## STATED EXERCISE 1
According to the Coach 8-K filing, on what date did Coach issue its press release announcing quarterly financial results?
## STATED EXERCISE 2
In the Coach 8-K filing, rewrite the passage starting at "(Registrant’s telephone number, including" and ending at "(17 CFR 240.14d-2(b))", with "Soliciting material" changed to "Solicitation material".
## STATED EXERCISE 3
Translate this sentence from the Coach 8-K filing into Spanish: "On January 29, 2015, Coach, Inc. (“Coach” or the “Company”) issued a press release (the “Press Release”) in which the Company announced its financial results for its fiscal quarter ended December 27, 2014."

** start SUPPLIED PASSAGE **

UNITED STATES
SECURITIES AND EXCHANGE COMMISSION
Washington, D.C.  20549



FORM 8-K

CURRENT REPORT


Pursuant to Section 13 or 15(d) of the
Securities Exchange Act of 1934


Date of report (Date of earliest event reported):      January 26, 2015


Coach, Inc.

(Exact name of registrant as specified in its charter)


Maryland

 

1-16153

 

52-2242751

(State of
Incorporation)

(Commission File Number)

(IRS Employer

Identification No.)


516 West 34th Street, New York, NY 10001

(Address of principal executive offices) (Zip Code)


(212) 594-1850

(Registrant’s telephone number, including area code)


Check the appropriate box below if the Form 8-K filing is intended to simultaneously satisfy the filing obligation of the registrant under any of the following provisions:

Written communications pursuant to Rule 425 under the Securities Act (17 CFR 230.425)

Soliciting material pursuant to Rule 14a-12 under the Exchange Act (17 CFR 240.14a-12)

Pre-commencement communications pursuant to Rule 14d-2(b) under the Exchange Act (17 CFR 240.14d-2(b))

Pre-commencement communications pursuant to Rule 13e-4(c) under the Exchange Act (17 CFR 240.13e-4(c))


Item 2.02 Results of Operations and Financial Condition.

On January 29, 2015, Coach, Inc. (“Coach” or the “Company”) issued a press release (the “Press Release”) in which the Company announced its financial results for its fiscal quarter ended December 27, 2014.  All information in the Press Release is being furnished to the Securities and Exchange Commission and shall not be deemed “filed” for purposes of Section 18 of the Securities Exchange Act of 1934 (the “Exchange Act”) or otherwise subject to liability under that section, nor shall it be deemed incorporated by reference in any filing under the Securities Act of 1933, as amended, or the Exchange Act, except as expressly set forth by specific reference in such a filing.

The attached Press Release includes the following Non-GAAP financial information:

The Company believes that it is appropriate to present this supplemental information, for the following reasons:

Item 5.02 Departure of Directors or Certain Officers; Election of Directors; Appointment of Certain Officers; Compensatory Arrangements of Certain Officers.

** end SUPPLIED PASSAGE **
** start DATASET EXTRACT **

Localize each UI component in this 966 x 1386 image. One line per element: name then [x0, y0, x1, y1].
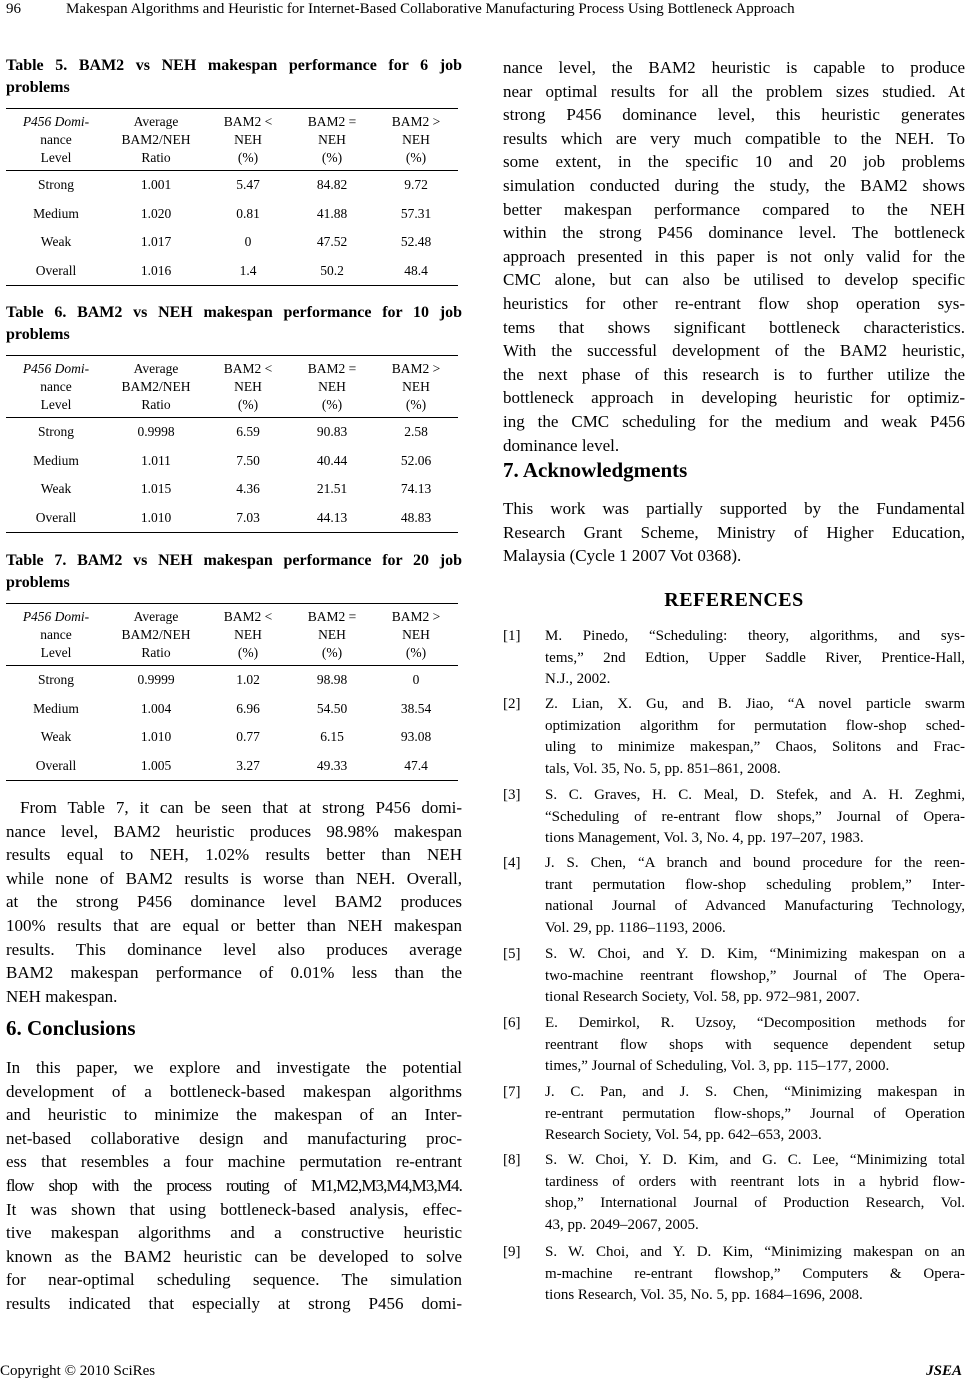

** end DATASET EXTRACT **

## OUTPUT 1
January 29, 2015

## OUTPUT 2
(Registrant’s telephone number, including area code)


Check the appropriate box below if the Form 8-K filing is intended to simultaneously satisfy the filing obligation of the registrant under any of the following provisions:

Written communications pursuant to Rule 425 under the Securities Act (17 CFR 230.425)

Solicitation material pursuant to Rule 14a-12 under the Exchange Act (17 CFR 240.14a-12)

Pre-commencement communications pursuant to Rule 14d-2(b) under the Exchange Act (17 CFR 240.14d-2(b))

## OUTPUT 3
El 29 de enero de 2015, Coach, Inc. («Coach» o la «Compañía») emitió un comunicado de prensa (el «Comunicado de Prensa») en el que la Compañía anunció sus resultados financieros correspondientes a su trimestre fiscal finalizado el 27 de diciembre de 2014.